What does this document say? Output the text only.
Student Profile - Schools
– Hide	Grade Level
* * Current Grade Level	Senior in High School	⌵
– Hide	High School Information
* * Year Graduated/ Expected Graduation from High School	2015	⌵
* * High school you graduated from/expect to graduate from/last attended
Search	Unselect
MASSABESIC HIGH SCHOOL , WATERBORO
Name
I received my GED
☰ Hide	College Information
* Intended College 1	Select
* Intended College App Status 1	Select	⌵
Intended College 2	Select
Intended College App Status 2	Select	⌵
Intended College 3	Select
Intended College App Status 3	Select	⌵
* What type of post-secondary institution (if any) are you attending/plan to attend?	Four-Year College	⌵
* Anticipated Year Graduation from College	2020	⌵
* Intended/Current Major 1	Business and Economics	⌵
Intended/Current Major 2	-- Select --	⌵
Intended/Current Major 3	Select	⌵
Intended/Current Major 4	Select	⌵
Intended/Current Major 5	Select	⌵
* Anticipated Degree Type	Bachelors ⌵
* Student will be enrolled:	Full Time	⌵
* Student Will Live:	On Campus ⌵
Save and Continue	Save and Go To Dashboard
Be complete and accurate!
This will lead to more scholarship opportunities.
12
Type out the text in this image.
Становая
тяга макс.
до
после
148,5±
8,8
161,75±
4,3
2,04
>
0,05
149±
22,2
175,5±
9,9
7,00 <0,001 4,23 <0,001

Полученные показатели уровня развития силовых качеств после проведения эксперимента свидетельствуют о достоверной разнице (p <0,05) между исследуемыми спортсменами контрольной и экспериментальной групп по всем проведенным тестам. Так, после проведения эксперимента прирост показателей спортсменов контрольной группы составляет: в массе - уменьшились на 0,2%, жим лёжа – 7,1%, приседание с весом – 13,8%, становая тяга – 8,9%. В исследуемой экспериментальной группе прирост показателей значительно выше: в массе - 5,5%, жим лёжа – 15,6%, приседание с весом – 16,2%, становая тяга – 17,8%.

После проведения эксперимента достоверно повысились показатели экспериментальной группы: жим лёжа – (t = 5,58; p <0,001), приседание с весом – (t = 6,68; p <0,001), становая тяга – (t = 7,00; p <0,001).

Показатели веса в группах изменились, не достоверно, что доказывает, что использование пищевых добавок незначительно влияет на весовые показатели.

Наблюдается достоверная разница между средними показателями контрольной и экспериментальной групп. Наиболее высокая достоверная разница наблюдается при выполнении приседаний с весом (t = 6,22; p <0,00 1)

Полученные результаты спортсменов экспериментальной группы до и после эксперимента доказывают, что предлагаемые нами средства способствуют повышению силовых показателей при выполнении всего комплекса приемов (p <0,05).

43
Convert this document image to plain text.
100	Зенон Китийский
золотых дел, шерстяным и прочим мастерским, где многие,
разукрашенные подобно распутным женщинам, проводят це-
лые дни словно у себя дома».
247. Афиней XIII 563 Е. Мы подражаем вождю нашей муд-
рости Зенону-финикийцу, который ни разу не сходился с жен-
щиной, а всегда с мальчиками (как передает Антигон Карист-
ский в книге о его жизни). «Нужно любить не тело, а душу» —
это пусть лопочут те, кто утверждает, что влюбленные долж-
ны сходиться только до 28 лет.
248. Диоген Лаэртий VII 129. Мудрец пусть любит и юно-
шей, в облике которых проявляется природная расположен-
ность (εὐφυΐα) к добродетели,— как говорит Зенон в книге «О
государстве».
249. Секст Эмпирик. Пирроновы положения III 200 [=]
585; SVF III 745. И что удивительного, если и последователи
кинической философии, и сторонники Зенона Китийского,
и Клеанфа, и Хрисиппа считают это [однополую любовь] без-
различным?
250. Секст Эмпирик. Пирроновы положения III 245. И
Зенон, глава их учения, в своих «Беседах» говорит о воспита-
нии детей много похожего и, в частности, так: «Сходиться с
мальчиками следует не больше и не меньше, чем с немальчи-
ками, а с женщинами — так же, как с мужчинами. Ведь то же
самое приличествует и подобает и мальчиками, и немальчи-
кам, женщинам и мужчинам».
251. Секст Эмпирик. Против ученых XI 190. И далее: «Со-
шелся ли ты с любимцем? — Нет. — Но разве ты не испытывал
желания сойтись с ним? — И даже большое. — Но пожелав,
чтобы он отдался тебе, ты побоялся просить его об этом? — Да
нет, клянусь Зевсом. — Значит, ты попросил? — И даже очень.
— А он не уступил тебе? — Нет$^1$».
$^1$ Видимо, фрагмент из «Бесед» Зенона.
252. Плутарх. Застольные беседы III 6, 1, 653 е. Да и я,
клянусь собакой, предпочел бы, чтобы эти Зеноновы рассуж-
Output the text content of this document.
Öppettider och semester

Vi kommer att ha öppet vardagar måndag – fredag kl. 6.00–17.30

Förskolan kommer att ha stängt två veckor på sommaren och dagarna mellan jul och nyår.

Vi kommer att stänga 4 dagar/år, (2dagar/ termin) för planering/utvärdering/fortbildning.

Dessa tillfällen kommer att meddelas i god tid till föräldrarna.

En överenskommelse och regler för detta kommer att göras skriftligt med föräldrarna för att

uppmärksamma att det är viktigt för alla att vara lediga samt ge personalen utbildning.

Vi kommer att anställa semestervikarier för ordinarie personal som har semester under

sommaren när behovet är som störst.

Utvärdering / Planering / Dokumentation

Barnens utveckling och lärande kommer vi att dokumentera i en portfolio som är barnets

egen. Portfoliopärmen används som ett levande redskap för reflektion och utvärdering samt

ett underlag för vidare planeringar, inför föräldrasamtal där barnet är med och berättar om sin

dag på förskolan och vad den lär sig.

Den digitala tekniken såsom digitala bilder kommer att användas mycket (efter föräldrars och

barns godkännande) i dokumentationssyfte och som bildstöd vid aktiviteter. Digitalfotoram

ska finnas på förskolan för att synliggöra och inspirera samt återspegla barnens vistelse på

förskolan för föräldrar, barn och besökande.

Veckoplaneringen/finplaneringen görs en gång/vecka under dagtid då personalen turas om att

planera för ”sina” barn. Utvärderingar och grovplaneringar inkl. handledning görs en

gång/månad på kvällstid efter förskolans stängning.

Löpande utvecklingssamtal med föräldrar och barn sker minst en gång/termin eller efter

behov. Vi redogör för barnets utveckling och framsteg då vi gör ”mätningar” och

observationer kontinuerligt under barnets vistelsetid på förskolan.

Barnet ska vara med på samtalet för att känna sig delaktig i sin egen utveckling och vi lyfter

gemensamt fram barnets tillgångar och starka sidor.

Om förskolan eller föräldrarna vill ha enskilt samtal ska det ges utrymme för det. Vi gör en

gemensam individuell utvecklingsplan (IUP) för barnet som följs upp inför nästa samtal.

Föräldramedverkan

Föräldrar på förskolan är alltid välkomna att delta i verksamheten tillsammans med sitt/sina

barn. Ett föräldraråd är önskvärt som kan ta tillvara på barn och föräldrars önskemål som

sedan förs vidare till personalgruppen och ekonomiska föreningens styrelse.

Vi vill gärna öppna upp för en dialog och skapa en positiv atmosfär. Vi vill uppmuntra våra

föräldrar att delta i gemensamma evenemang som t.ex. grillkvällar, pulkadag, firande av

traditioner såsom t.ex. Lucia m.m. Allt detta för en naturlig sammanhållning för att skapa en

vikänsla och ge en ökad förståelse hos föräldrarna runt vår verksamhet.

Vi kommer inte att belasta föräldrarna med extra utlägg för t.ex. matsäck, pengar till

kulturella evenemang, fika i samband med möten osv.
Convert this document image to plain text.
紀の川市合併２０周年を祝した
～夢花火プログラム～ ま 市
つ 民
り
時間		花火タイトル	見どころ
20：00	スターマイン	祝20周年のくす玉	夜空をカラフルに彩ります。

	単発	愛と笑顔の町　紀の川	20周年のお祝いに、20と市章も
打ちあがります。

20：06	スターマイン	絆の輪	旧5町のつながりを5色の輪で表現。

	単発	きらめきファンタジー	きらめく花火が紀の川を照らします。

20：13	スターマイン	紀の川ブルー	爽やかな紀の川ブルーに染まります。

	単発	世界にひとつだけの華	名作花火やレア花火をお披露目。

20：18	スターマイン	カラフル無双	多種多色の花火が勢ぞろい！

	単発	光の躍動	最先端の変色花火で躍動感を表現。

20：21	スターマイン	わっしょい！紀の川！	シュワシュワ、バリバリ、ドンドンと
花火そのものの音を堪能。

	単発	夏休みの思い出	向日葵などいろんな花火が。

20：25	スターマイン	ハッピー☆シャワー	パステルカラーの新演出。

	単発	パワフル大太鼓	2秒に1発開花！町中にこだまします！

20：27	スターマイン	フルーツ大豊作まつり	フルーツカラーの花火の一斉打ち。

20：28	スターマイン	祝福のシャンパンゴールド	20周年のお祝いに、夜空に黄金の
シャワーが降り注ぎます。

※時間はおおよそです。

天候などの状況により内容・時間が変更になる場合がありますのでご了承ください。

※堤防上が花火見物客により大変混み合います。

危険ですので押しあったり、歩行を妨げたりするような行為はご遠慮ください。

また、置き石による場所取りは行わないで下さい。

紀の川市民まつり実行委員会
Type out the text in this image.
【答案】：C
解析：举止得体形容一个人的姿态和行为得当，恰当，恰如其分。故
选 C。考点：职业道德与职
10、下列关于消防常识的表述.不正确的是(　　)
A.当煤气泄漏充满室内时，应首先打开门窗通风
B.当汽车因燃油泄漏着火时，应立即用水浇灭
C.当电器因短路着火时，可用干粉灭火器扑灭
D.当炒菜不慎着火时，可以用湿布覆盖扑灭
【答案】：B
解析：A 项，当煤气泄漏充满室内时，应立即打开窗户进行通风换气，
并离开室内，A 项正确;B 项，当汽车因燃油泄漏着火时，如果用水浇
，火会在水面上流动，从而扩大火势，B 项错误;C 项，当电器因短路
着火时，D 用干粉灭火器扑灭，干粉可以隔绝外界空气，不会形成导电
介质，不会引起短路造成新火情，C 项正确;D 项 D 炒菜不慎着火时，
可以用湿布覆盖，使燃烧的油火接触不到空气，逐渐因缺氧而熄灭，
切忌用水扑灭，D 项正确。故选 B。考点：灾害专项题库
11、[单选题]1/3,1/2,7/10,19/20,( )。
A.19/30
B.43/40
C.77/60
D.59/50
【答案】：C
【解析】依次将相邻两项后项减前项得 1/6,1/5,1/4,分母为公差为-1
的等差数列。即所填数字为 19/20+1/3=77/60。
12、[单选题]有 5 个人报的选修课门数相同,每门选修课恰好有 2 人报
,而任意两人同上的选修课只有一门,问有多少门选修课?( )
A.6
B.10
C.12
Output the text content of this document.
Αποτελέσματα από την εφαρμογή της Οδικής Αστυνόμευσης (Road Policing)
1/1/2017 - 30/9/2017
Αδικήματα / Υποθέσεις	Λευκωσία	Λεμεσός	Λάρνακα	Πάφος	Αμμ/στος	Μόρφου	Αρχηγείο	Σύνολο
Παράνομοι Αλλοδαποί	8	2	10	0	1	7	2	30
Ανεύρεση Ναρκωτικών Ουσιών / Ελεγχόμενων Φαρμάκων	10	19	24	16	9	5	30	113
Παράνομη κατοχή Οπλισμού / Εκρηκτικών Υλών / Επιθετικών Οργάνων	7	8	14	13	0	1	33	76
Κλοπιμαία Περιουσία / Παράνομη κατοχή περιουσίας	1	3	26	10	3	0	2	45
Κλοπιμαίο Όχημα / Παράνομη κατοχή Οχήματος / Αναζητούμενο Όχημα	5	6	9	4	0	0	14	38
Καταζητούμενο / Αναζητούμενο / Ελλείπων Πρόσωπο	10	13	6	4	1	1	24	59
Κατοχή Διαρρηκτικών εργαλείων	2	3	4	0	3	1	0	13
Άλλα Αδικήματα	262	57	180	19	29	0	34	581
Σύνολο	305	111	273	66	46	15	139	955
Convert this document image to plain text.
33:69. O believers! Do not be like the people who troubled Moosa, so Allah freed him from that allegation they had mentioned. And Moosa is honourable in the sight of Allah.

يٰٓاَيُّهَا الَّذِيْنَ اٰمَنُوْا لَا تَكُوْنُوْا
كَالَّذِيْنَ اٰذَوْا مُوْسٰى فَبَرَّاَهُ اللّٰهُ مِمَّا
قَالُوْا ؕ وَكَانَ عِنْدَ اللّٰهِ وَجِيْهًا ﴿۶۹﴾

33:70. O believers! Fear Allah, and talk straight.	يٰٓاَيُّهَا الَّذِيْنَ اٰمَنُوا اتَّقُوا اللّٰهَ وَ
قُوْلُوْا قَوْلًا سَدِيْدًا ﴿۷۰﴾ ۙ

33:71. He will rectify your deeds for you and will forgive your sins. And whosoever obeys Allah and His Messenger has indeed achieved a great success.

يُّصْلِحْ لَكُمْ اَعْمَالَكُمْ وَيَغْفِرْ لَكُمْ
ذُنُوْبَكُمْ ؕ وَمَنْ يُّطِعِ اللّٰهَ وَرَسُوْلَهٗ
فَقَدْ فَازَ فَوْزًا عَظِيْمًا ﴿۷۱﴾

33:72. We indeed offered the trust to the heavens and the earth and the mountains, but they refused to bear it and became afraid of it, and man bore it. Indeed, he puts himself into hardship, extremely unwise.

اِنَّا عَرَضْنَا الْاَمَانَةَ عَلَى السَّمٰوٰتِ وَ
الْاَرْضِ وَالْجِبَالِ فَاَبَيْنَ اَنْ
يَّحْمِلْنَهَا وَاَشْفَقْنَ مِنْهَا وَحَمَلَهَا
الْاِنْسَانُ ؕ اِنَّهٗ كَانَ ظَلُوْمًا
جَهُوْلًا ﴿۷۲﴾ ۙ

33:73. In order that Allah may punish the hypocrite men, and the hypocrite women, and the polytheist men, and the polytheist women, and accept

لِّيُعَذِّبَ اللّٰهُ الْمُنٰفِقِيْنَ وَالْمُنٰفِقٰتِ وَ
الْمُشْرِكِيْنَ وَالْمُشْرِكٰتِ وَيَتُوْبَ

....

Given task: Output nothing but the number of lines in the data containing the string "föräldrars".

Finished answer: 2